(Saved entries)
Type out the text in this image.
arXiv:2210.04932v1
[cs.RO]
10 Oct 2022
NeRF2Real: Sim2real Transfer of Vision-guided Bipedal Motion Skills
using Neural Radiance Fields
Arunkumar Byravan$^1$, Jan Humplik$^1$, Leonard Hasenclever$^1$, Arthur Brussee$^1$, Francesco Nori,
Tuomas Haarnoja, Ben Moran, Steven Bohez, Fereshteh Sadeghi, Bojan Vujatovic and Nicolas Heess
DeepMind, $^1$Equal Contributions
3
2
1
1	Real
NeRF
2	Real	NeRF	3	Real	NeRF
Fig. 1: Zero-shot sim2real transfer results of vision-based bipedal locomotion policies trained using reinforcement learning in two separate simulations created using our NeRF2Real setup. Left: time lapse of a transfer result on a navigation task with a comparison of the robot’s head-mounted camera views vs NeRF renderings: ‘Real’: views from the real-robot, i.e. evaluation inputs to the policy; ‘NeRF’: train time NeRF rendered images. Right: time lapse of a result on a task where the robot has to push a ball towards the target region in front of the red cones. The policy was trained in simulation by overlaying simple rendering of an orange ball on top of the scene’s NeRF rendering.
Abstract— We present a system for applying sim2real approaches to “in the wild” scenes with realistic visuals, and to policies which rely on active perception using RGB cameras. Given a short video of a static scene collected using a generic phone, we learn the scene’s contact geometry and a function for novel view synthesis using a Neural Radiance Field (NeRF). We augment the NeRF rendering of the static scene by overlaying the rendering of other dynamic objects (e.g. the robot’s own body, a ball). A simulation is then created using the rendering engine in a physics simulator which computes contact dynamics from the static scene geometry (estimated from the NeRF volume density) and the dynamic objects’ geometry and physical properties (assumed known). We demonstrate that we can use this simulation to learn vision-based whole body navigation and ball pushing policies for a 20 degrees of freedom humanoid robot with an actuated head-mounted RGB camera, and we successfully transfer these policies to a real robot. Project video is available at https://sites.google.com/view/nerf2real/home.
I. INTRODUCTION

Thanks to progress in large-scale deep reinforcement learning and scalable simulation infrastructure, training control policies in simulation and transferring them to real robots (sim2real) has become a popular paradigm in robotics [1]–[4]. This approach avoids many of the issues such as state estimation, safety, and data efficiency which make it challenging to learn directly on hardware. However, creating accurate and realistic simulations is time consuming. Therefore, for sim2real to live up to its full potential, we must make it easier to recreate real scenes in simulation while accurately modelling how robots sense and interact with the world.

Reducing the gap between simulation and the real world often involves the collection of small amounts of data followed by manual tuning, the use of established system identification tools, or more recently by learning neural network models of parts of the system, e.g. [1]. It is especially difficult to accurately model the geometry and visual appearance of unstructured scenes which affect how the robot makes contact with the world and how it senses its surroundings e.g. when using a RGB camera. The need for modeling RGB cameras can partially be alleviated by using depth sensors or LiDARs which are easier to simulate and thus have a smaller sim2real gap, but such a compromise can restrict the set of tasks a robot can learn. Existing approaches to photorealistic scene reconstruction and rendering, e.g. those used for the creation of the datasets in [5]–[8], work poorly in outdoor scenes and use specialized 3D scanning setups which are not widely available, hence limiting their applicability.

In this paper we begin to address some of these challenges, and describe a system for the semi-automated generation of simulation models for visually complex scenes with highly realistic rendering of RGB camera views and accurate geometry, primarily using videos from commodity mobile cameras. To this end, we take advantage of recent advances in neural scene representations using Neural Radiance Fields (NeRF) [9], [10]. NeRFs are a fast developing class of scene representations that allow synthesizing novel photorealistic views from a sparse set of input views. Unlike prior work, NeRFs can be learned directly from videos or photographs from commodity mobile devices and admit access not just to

• [Exercise goal] Copy all lines above containing the string "that".

• [Task output]
Abstract— We present a system for applying sim2real approaches to “in the wild” scenes with realistic visuals, and to policies which rely on active perception using RGB cameras. Given a short video of a static scene collected using a generic phone, we learn the scene’s contact geometry and a function for novel view synthesis using a Neural Radiance Field (NeRF). We augment the NeRF rendering of the static scene by overlaying the rendering of other dynamic objects (e.g. the robot’s own body, a ball). A simulation is then created using the rendering engine in a physics simulator which computes contact dynamics from the static scene geometry (estimated from the NeRF volume density) and the dynamic objects’ geometry and physical properties (assumed known). We demonstrate that we can use this simulation to learn vision-based whole body navigation and ball pushing policies for a 20 degrees of freedom humanoid robot with an actuated head-mounted RGB camera, and we successfully transfer these policies to a real robot. Project video is available at https://sites.google.com/view/nerf2real/home.
In this paper we begin to address some of these challenges, and describe a system for the semi-automated generation of simulation models for visually complex scenes with highly realistic rendering of RGB camera views and accurate geometry, primarily using videos from commodity mobile cameras. To this end, we take advantage of recent advances in neural scene representations using Neural Radiance Fields (NeRF) [9], [10]. NeRFs are a fast developing class of scene representations that allow synthesizing novel photorealistic views from a sparse set of input views. Unlike prior work, NeRFs can be learned directly from videos or photographs from commodity mobile devices and admit access not just to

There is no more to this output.